INPUT:

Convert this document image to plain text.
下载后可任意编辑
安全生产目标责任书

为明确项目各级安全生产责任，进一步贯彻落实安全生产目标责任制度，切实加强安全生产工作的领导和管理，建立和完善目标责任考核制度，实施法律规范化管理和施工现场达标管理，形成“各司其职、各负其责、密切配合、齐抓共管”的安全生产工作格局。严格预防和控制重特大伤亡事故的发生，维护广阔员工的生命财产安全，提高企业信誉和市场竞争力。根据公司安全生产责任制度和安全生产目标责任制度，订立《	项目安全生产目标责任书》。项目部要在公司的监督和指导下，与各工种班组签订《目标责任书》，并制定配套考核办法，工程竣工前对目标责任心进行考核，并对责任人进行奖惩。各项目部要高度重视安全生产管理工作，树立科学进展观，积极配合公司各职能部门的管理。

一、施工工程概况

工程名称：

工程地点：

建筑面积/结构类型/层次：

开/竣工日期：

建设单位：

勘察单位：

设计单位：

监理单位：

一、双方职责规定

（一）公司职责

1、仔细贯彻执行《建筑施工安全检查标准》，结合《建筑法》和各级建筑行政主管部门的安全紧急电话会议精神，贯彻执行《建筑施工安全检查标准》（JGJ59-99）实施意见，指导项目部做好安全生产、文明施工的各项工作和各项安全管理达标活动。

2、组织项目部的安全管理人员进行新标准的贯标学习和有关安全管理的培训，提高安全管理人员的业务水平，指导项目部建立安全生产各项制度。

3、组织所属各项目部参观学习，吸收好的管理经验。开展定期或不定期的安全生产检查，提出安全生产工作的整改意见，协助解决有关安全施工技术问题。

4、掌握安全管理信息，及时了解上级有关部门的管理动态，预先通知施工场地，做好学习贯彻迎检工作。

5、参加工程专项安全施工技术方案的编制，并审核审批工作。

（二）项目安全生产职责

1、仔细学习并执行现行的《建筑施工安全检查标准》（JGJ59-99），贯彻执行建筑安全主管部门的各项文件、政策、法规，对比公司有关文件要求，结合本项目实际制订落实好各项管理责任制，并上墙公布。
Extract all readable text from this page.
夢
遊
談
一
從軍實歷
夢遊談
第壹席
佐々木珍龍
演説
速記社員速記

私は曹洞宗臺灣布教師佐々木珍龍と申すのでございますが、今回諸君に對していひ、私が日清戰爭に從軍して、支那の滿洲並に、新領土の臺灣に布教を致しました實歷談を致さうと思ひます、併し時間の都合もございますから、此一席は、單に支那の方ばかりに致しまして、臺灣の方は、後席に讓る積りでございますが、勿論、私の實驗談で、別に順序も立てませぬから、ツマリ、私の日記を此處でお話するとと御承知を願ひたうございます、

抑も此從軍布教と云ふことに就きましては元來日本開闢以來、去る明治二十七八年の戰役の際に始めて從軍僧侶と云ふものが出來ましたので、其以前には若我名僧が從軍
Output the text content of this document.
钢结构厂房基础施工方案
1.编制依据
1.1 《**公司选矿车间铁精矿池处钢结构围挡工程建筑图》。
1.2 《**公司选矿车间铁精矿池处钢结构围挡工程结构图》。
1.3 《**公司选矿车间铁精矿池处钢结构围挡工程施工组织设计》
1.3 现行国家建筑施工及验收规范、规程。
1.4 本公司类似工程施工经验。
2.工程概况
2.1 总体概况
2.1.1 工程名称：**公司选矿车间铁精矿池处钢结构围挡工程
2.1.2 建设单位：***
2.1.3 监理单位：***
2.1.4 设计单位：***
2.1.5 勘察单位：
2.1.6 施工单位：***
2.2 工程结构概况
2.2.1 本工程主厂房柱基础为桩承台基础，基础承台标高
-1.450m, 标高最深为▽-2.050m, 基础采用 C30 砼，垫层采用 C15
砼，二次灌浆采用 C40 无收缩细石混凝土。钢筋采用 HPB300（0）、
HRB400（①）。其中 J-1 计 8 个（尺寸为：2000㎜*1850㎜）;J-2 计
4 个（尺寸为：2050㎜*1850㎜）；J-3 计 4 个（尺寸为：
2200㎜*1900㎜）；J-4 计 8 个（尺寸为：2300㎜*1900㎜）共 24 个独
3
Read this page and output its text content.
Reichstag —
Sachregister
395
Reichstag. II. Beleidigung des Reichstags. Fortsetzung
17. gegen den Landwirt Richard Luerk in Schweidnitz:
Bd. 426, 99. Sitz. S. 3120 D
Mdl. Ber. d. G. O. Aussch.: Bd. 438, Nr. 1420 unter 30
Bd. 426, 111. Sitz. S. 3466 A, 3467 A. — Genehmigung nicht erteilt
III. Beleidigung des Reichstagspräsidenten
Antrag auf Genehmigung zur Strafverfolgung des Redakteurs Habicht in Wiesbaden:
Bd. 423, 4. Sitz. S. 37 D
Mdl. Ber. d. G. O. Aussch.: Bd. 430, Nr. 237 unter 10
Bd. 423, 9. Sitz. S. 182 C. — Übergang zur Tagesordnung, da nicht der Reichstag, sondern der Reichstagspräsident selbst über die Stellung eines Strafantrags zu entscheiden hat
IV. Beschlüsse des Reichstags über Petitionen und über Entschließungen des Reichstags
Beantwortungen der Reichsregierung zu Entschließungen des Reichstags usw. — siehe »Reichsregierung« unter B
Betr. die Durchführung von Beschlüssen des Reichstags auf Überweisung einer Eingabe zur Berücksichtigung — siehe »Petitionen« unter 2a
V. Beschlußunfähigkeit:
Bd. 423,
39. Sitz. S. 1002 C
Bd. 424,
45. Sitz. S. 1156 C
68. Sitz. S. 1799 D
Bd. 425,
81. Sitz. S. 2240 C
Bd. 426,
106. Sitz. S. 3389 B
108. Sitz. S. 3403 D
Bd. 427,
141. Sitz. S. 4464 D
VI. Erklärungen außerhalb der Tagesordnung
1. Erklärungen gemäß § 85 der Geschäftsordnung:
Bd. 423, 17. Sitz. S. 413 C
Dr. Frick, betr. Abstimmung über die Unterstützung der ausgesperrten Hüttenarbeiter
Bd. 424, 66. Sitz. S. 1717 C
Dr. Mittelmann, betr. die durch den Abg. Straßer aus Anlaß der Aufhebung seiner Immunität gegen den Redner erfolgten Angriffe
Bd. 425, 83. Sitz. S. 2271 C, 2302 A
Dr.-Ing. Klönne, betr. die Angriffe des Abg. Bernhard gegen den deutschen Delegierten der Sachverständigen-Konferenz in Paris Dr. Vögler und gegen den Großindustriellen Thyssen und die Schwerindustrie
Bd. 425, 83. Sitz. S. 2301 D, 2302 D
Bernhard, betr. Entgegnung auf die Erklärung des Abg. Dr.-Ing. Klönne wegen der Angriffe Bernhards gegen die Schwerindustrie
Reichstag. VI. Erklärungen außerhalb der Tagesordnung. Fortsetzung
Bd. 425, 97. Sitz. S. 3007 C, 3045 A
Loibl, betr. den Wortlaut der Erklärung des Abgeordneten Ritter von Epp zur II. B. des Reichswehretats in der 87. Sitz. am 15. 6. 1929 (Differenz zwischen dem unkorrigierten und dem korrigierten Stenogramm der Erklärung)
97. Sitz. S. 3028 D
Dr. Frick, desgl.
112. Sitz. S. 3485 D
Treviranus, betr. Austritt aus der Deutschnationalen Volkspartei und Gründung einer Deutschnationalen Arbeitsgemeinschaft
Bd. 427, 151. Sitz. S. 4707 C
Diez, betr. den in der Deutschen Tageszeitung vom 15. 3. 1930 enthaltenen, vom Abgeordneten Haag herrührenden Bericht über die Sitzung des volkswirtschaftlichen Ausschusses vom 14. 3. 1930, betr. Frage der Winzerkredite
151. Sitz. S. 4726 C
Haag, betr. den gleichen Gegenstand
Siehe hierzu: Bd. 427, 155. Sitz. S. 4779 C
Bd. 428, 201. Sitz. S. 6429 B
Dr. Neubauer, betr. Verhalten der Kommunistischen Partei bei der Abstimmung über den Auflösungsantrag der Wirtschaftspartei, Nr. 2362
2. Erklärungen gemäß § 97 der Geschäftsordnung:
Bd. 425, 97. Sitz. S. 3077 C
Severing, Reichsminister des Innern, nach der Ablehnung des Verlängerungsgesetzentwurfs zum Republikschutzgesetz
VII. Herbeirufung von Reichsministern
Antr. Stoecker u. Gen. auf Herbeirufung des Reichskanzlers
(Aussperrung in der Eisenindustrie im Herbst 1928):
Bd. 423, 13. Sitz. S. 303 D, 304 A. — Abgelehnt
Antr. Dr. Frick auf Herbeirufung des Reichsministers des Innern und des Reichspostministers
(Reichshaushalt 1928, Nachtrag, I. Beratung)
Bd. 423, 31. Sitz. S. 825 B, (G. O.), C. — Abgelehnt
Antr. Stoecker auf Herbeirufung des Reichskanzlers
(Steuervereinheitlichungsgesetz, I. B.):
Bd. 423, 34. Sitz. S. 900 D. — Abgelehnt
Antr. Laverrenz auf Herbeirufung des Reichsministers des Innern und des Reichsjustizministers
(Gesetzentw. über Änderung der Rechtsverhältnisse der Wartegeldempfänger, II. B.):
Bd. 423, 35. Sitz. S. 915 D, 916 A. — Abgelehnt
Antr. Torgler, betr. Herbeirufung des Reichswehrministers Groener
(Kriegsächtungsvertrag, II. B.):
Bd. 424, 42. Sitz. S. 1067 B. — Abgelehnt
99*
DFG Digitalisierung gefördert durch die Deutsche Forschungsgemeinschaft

TO BE DONE: Look above for lines with the word "content" and copy them all.

TASK OUTPUT:
Output the text content of this document.
Read this page and output its text content.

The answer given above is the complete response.